§ **Short exercise**
Review the lines that follow and copy each one that contains the word "intercept".
## START Entries supplied
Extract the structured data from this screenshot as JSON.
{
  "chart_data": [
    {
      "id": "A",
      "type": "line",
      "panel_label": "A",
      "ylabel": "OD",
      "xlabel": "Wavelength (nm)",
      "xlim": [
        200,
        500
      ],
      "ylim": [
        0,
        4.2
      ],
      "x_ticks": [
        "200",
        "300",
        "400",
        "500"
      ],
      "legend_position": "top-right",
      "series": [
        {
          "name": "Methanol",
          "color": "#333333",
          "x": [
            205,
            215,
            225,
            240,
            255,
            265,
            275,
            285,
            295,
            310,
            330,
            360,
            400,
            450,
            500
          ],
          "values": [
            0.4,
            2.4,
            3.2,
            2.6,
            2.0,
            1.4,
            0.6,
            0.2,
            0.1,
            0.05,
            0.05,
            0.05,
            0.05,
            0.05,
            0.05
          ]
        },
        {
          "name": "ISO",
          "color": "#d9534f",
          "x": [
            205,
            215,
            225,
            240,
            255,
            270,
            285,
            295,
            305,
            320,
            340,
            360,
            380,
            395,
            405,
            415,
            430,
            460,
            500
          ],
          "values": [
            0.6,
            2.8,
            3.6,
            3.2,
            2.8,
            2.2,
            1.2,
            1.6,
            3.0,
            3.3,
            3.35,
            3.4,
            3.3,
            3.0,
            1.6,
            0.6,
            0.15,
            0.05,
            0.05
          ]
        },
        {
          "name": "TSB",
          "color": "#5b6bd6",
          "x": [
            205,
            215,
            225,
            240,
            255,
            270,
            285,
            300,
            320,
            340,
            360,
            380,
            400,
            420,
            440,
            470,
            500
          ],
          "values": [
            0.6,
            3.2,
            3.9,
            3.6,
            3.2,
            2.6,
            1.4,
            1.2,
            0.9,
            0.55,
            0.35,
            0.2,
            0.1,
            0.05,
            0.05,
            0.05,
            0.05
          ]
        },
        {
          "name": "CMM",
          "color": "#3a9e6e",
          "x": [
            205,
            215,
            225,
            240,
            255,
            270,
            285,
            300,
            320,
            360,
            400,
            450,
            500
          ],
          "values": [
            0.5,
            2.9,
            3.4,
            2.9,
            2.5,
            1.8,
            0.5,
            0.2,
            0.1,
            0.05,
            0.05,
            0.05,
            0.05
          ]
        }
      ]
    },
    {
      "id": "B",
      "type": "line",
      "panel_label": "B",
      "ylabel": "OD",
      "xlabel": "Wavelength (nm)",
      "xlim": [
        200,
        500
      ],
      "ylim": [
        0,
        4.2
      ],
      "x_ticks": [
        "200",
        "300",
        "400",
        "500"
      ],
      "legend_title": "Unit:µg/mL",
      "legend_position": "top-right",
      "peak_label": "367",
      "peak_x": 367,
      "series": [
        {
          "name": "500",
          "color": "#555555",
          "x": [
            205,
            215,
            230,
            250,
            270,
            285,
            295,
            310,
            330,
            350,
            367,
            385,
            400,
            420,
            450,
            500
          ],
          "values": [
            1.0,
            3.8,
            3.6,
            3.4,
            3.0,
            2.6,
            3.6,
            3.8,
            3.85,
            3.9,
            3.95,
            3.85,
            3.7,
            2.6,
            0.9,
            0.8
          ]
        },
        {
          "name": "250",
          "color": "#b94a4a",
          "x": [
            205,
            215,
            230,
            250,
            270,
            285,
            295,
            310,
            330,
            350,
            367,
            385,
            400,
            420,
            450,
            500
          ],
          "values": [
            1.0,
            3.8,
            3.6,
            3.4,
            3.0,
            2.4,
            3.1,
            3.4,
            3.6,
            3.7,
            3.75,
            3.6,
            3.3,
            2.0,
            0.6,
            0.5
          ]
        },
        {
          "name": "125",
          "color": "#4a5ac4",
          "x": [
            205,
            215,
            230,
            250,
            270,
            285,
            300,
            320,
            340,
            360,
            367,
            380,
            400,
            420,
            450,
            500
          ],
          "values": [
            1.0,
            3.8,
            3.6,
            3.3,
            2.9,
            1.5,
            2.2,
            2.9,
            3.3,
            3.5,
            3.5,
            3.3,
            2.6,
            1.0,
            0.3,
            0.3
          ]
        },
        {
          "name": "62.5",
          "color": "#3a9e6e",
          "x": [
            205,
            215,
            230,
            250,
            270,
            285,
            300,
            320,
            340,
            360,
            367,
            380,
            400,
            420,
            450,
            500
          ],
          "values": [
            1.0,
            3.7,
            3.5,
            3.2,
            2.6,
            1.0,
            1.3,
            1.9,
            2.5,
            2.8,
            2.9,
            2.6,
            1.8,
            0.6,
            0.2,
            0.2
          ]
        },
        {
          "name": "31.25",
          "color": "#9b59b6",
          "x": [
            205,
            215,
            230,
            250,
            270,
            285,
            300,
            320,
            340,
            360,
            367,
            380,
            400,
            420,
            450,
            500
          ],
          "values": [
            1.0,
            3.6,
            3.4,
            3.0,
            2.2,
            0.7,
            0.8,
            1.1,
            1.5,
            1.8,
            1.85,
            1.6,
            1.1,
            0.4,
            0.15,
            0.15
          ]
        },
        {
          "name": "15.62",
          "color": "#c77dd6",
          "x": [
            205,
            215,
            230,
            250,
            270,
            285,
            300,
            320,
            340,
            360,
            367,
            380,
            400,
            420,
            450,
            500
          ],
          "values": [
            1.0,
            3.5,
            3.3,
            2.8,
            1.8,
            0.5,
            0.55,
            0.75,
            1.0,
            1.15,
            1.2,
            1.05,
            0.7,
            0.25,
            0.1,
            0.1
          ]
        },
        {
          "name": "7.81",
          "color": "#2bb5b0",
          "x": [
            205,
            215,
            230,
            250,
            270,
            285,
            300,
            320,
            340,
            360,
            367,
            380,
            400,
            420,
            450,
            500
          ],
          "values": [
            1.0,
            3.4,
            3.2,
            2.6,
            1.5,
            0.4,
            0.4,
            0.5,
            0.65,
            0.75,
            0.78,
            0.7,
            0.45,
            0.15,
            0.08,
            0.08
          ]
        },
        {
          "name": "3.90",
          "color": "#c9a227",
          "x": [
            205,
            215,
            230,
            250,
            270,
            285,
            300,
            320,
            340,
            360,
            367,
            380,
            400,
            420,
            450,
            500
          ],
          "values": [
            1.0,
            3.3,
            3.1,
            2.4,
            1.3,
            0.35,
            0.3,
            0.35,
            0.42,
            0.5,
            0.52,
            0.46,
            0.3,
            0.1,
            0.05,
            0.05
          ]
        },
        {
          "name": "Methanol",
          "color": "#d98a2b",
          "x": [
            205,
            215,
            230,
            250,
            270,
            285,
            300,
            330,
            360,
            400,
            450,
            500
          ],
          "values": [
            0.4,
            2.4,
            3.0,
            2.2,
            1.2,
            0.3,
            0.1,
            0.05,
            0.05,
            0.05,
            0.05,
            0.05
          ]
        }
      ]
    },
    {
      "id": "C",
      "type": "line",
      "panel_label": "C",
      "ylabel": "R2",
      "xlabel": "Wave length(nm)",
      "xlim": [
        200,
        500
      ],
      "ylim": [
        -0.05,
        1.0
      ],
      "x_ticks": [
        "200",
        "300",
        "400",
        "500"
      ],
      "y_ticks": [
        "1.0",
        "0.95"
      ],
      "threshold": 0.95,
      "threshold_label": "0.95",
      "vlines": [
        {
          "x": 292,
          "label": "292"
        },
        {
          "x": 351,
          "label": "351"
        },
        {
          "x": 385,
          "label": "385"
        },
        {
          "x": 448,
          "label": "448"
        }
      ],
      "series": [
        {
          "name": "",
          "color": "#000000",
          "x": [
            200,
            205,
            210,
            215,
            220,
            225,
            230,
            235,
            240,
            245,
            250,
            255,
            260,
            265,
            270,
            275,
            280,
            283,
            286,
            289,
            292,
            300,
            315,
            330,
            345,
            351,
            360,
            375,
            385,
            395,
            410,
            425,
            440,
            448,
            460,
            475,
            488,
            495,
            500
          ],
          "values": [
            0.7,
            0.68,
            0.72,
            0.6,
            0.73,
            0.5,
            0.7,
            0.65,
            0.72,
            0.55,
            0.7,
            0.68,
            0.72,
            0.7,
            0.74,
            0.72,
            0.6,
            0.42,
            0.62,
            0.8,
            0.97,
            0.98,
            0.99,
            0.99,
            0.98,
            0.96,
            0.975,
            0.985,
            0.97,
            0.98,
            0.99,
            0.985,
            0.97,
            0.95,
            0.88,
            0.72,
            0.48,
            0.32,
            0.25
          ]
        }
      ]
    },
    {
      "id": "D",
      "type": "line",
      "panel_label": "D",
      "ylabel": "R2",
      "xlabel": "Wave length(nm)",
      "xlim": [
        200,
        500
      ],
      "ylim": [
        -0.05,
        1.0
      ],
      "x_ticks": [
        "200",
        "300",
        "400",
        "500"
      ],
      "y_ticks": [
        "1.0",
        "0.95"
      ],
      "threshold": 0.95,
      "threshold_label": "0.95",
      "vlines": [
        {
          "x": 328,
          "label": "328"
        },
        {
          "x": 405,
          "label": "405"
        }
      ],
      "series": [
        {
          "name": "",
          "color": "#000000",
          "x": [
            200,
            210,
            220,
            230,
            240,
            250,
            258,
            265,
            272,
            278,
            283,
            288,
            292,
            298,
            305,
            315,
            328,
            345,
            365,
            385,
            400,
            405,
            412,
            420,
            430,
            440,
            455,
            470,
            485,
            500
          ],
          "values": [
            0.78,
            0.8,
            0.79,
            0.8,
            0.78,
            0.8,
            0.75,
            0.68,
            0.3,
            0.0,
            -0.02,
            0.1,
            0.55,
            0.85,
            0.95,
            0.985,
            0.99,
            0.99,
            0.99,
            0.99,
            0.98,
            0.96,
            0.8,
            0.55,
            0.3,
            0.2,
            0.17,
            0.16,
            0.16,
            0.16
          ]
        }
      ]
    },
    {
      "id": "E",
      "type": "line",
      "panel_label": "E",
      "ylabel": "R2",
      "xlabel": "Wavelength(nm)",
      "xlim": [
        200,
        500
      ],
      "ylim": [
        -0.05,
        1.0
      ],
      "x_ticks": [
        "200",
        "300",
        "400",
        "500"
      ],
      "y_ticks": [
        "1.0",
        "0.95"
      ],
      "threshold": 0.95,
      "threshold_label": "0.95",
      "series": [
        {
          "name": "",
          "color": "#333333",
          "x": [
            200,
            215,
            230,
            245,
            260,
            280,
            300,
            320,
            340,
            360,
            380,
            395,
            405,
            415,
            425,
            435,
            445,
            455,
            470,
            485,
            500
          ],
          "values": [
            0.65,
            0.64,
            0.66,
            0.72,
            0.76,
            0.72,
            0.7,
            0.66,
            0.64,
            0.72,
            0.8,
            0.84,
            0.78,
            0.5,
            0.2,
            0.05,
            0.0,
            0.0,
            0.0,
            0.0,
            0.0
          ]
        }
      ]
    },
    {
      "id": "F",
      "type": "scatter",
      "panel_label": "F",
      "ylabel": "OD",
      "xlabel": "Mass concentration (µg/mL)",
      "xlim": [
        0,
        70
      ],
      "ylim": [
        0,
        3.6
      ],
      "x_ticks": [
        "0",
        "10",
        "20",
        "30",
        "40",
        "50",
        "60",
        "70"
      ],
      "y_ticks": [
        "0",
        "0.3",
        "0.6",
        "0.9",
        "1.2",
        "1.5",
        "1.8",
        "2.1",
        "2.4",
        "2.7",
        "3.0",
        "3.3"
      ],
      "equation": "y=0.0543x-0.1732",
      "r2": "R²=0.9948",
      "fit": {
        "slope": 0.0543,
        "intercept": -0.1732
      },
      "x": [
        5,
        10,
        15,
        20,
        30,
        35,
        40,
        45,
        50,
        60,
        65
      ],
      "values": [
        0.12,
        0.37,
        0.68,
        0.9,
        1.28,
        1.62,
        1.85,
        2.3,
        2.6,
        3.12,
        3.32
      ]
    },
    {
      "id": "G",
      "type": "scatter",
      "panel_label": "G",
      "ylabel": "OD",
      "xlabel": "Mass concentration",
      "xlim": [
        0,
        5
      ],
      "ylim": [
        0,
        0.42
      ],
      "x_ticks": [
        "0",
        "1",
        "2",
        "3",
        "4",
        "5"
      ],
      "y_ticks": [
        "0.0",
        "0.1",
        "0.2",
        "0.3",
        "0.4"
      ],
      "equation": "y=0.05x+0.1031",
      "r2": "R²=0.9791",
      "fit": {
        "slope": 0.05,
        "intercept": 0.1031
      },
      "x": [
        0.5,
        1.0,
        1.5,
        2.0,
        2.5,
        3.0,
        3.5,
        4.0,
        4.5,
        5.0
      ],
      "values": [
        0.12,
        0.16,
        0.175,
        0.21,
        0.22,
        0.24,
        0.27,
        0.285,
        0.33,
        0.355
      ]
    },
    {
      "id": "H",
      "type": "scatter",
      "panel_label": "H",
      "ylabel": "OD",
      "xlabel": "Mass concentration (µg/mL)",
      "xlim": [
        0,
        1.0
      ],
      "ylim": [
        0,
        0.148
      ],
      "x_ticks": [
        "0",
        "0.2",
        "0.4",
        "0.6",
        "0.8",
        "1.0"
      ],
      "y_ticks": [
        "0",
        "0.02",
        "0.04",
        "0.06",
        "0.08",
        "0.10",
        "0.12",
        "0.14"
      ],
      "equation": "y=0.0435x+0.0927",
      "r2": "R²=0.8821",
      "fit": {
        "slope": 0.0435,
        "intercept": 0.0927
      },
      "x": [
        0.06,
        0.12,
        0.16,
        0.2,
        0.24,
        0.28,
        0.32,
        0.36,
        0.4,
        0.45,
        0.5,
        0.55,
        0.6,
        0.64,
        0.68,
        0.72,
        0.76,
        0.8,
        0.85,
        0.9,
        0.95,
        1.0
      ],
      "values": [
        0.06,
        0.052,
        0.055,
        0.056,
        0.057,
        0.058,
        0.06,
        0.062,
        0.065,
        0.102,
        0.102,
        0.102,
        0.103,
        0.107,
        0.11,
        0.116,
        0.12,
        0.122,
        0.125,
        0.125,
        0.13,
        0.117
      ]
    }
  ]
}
## END Entries supplied
§ **Exercise output**
        "intercept": -0.1732
        "intercept": 0.1031
        "intercept": 0.0927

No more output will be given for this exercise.